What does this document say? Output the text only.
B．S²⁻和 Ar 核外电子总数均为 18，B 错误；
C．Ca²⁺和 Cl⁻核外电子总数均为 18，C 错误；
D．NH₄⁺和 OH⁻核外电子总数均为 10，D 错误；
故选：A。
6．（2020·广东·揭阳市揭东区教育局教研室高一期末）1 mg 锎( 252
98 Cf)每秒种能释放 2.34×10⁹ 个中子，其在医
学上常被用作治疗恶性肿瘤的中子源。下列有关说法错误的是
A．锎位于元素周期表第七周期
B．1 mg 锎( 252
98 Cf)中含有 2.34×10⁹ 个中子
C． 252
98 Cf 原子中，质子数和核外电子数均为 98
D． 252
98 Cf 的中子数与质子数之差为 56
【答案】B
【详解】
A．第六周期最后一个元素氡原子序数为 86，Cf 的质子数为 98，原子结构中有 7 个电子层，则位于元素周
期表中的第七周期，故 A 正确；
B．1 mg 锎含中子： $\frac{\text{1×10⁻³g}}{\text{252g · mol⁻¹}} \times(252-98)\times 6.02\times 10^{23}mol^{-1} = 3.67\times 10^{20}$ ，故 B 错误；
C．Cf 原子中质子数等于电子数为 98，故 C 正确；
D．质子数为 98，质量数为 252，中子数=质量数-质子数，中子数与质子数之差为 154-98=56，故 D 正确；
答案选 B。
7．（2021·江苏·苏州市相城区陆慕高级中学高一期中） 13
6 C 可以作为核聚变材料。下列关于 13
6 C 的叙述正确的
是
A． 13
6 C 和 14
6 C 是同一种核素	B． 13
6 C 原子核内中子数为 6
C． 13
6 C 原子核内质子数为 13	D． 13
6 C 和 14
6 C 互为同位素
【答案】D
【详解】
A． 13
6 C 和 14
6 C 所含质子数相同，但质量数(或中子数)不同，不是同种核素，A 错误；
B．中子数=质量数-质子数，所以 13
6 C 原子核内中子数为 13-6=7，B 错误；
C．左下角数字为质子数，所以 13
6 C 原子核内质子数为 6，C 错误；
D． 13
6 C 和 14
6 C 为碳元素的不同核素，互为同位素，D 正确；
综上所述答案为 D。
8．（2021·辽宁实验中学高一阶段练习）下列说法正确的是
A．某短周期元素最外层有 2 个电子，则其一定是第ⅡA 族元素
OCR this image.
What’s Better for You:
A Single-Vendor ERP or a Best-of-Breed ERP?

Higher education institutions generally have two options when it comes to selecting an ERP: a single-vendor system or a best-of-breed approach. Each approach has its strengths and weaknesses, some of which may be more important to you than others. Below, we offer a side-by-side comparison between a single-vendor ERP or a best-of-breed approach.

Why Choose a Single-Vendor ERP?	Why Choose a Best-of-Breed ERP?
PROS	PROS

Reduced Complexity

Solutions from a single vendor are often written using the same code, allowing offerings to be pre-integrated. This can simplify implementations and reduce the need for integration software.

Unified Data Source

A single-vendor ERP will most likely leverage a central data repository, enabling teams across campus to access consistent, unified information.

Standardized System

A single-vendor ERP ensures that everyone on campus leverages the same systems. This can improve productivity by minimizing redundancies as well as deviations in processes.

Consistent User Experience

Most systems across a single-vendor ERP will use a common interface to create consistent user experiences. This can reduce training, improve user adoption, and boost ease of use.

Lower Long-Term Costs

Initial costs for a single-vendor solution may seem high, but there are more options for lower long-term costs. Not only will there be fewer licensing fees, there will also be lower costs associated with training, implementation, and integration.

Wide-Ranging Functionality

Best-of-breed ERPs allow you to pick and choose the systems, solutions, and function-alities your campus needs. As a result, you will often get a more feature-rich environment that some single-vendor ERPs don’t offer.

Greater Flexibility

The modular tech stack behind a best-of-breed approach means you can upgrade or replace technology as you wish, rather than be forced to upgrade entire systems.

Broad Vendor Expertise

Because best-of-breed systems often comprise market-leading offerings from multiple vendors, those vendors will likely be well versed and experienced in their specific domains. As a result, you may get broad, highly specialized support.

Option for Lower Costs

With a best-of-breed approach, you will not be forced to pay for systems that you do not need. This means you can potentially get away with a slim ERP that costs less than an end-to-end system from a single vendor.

### Given request
From the records above, please extract every line and repeat it exactly.

### Result of the task
What does this document say? Output the text only.
B．S²⁻和 Ar 核外电子总数均为 18，B 错误；
C．Ca²⁺和 Cl⁻核外电子总数均为 18，C 错误；
D．NH₄⁺和 OH⁻核外电子总数均为 10，D 错误；
故选：A。
6．（2020·广东·揭阳市揭东区教育局教研室高一期末）1 mg 锎( 252
98 Cf)每秒种能释放 2.34×10⁹ 个中子，其在医
学上常被用作治疗恶性肿瘤的中子源。下列有关说法错误的是
A．锎位于元素周期表第七周期
B．1 mg 锎( 252
98 Cf)中含有 2.34×10⁹ 个中子
C． 252
98 Cf 原子中，质子数和核外电子数均为 98
D． 252
98 Cf 的中子数与质子数之差为 56
【答案】B
【详解】
A．第六周期最后一个元素氡原子序数为 86，Cf 的质子数为 98，原子结构中有 7 个电子层，则位于元素周
期表中的第七周期，故 A 正确；
B．1 mg 锎含中子： $\frac{\text{1×10⁻³g}}{\text{252g · mol⁻¹}} \times(252-98)\times 6.02\times 10^{23}mol^{-1} = 3.67\times 10^{20}$ ，故 B 错误；
C．Cf 原子中质子数等于电子数为 98，故 C 正确；
D．质子数为 98，质量数为 252，中子数=质量数-质子数，中子数与质子数之差为 154-98=56，故 D 正确；
答案选 B。
7．（2021·江苏·苏州市相城区陆慕高级中学高一期中） 13
6 C 可以作为核聚变材料。下列关于 13
6 C 的叙述正确的
是
A． 13
6 C 和 14
6 C 是同一种核素	B． 13
6 C 原子核内中子数为 6
C． 13
6 C 原子核内质子数为 13	D． 13
6 C 和 14
6 C 互为同位素
【答案】D
【详解】
A． 13
6 C 和 14
6 C 所含质子数相同，但质量数(或中子数)不同，不是同种核素，A 错误；
B．中子数=质量数-质子数，所以 13
6 C 原子核内中子数为 13-6=7，B 错误；
C．左下角数字为质子数，所以 13
6 C 原子核内质子数为 6，C 错误；
D． 13
6 C 和 14
6 C 为碳元素的不同核素，互为同位素，D 正确；
综上所述答案为 D。
8．（2021·辽宁实验中学高一阶段练习）下列说法正确的是
A．某短周期元素最外层有 2 个电子，则其一定是第ⅡA 族元素
OCR this image.
What’s Better for You:
A Single-Vendor ERP or a Best-of-Breed ERP?

Higher education institutions generally have two options when it comes to selecting an ERP: a single-vendor system or a best-of-breed approach. Each approach has its strengths and weaknesses, some of which may be more important to you than others. Below, we offer a side-by-side comparison between a single-vendor ERP or a best-of-breed approach.

Why Choose a Single-Vendor ERP?	Why Choose a Best-of-Breed ERP?
PROS	PROS

Reduced Complexity

Solutions from a single vendor are often written using the same code, allowing offerings to be pre-integrated. This can simplify implementations and reduce the need for integration software.

Unified Data Source

A single-vendor ERP will most likely leverage a central data repository, enabling teams across campus to access consistent, unified information.

Standardized System

A single-vendor ERP ensures that everyone on campus leverages the same systems. This can improve productivity by minimizing redundancies as well as deviations in processes.

Consistent User Experience

Most systems across a single-vendor ERP will use a common interface to create consistent user experiences. This can reduce training, improve user adoption, and boost ease of use.

Lower Long-Term Costs

Initial costs for a single-vendor solution may seem high, but there are more options for lower long-term costs. Not only will there be fewer licensing fees, there will also be lower costs associated with training, implementation, and integration.

Wide-Ranging Functionality

Best-of-breed ERPs allow you to pick and choose the systems, solutions, and function-alities your campus needs. As a result, you will often get a more feature-rich environment that some single-vendor ERPs don’t offer.

Greater Flexibility

The modular tech stack behind a best-of-breed approach means you can upgrade or replace technology as you wish, rather than be forced to upgrade entire systems.

Broad Vendor Expertise

Because best-of-breed systems often comprise market-leading offerings from multiple vendors, those vendors will likely be well versed and experienced in their specific domains. As a result, you may get broad, highly specialized support.

Option for Lower Costs

With a best-of-breed approach, you will not be forced to pay for systems that you do not need. This means you can potentially get away with a slim ERP that costs less than an end-to-end system from a single vendor.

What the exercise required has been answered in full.